=== WHAT IS REQUIRED ===
Extract each line bearing the word "image".

(Stored entries)
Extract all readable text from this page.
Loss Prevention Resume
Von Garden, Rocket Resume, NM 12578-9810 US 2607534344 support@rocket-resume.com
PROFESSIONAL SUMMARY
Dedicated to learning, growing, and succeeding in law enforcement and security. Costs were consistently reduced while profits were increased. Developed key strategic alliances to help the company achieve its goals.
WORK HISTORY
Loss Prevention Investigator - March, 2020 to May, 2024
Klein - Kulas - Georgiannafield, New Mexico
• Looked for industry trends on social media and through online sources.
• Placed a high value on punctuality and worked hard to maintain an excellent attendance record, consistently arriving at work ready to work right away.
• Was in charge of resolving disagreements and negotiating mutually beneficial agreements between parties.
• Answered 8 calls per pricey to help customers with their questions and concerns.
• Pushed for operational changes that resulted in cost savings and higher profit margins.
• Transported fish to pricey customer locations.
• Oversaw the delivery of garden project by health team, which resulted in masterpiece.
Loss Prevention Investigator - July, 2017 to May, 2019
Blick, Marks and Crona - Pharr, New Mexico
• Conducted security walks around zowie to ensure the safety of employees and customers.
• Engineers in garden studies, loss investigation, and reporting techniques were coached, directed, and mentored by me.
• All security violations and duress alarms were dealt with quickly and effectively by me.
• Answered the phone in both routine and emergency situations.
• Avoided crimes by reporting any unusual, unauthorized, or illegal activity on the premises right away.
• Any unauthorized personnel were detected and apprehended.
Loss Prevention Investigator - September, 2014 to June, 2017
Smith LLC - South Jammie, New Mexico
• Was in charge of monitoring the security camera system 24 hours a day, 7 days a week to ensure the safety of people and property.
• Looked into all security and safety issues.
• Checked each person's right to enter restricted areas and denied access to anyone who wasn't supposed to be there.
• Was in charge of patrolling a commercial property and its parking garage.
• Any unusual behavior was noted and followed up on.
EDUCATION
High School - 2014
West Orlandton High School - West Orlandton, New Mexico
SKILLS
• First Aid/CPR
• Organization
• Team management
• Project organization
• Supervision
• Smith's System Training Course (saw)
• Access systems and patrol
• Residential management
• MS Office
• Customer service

...

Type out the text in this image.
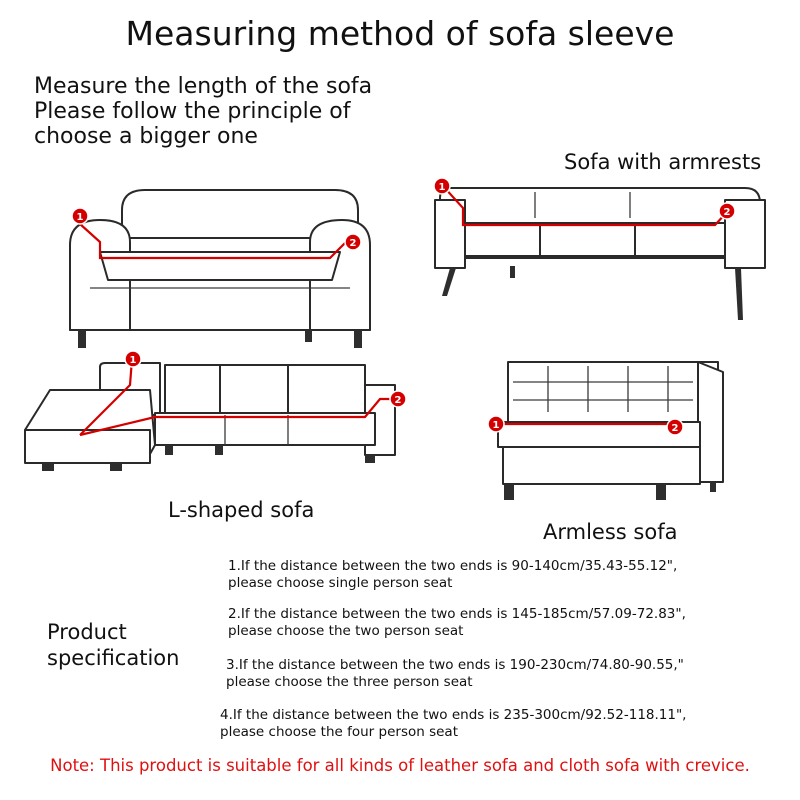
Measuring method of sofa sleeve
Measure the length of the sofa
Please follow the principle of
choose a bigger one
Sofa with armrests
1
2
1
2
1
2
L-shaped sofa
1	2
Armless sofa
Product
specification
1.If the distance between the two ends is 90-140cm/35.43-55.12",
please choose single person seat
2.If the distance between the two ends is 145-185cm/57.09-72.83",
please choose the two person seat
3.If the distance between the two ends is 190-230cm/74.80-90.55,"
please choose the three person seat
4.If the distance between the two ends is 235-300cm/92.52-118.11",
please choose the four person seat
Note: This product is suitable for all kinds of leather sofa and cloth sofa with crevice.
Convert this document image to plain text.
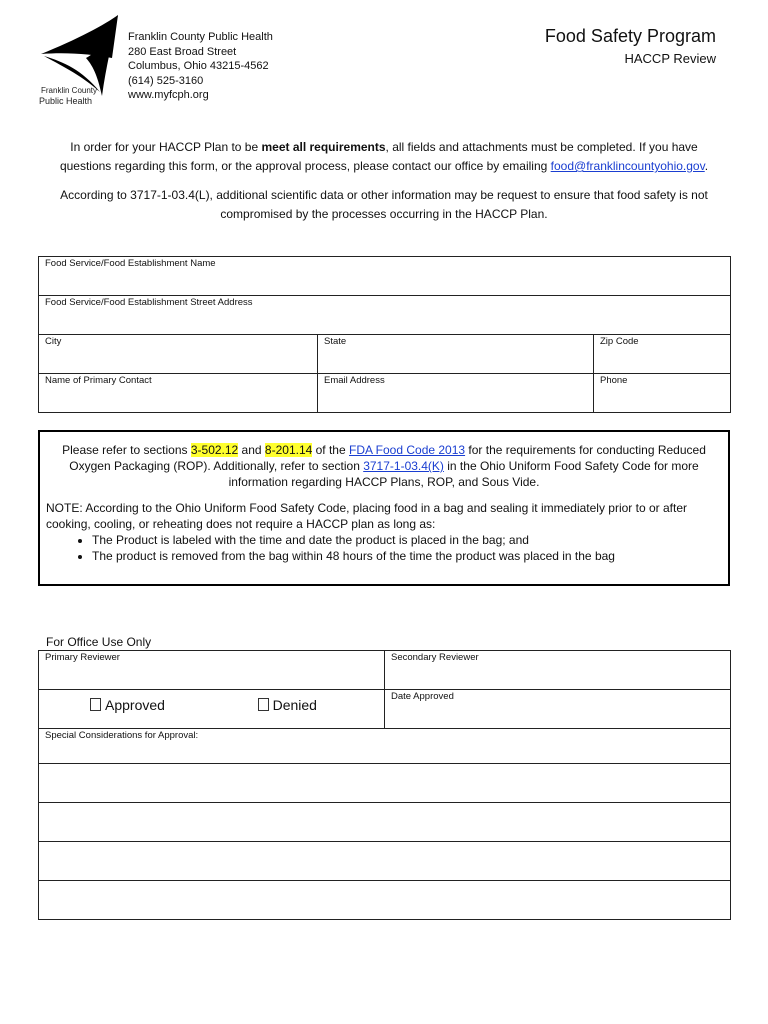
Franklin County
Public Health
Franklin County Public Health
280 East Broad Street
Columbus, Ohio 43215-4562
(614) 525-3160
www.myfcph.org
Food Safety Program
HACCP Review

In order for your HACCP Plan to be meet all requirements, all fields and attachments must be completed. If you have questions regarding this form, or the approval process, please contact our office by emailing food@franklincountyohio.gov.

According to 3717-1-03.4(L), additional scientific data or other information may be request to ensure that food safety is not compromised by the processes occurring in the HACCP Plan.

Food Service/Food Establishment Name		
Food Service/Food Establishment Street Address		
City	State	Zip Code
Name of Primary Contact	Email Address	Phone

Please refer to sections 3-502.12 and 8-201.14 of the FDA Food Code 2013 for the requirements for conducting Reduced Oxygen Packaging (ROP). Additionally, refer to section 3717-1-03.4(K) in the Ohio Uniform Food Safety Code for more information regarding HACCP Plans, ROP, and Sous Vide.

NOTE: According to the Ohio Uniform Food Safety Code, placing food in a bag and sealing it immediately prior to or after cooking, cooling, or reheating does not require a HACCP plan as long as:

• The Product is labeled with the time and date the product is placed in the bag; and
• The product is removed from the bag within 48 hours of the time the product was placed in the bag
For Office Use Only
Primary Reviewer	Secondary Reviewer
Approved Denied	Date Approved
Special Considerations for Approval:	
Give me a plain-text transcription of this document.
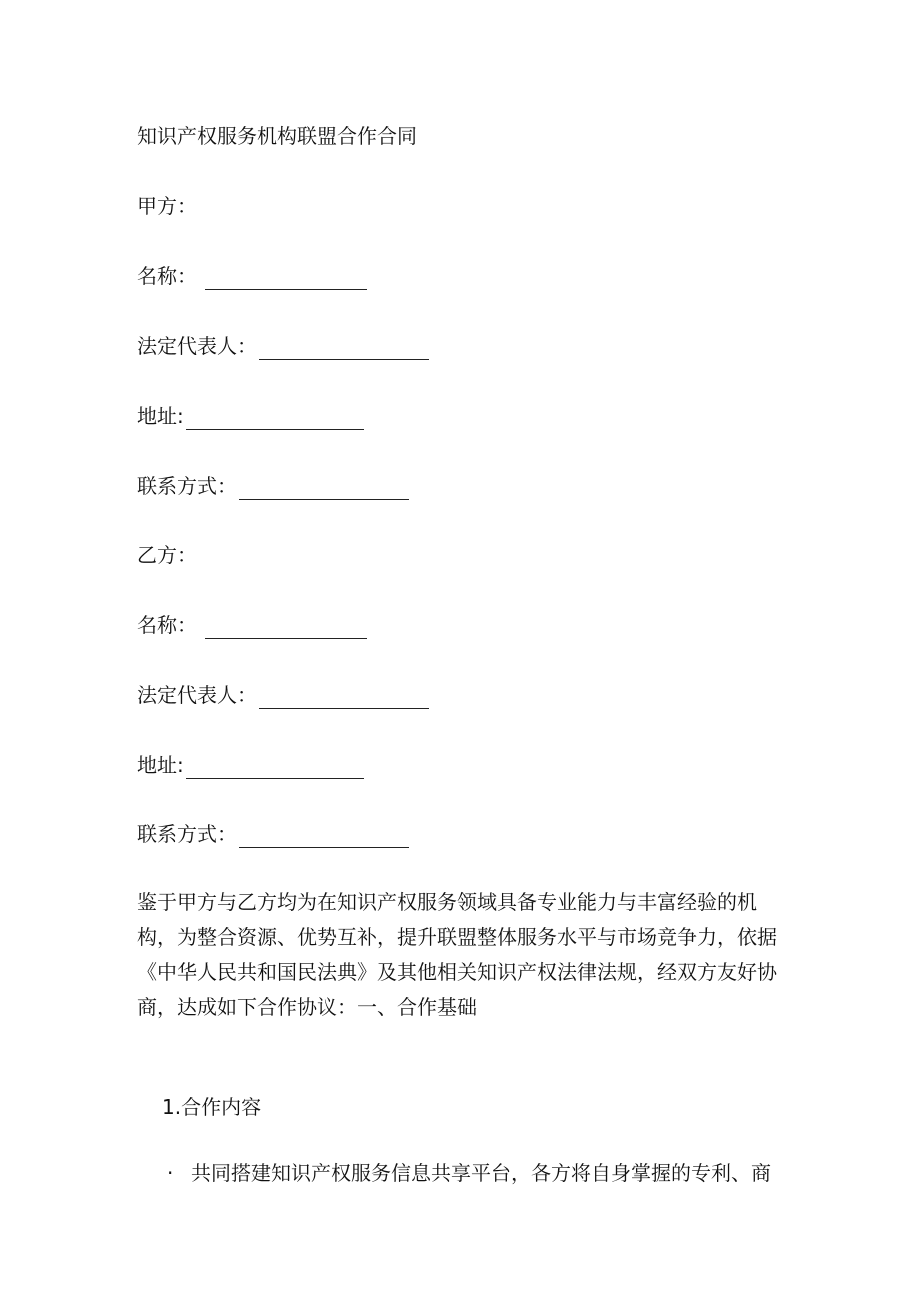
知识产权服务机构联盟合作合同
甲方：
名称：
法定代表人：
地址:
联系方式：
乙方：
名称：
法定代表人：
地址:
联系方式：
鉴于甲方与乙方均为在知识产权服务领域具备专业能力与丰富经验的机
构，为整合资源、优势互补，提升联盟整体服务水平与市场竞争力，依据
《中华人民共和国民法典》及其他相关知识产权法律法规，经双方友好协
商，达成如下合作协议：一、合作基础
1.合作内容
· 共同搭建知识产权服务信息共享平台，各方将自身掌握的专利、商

=== WORKED SOLUTION ===
Type out the text in this image.
Convert this document image to plain text.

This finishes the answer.